--- Input ---

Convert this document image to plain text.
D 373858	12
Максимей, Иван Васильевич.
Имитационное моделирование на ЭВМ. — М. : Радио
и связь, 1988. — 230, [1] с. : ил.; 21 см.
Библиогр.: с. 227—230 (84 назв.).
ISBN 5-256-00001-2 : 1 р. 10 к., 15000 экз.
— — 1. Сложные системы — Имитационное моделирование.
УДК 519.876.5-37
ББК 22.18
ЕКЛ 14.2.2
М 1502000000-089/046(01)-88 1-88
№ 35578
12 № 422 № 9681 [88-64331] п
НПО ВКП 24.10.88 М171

---

== Requirement ==
Extract each entry in full and write it down exactly.

== Exercise solution ==
Convert this document image to plain text.
D 373858	12
Максимей, Иван Васильевич.
Имитационное моделирование на ЭВМ. — М. : Радио
и связь, 1988. — 230, [1] с. : ил.; 21 см.
Библиогр.: с. 227—230 (84 назв.).
ISBN 5-256-00001-2 : 1 р. 10 к., 15000 экз.
— — 1. Сложные системы — Имитационное моделирование.
УДК 519.876.5-37
ББК 22.18
ЕКЛ 14.2.2
М 1502000000-089/046(01)-88 1-88
№ 35578
12 № 422 № 9681 [88-64331] п
НПО ВКП 24.10.88 М171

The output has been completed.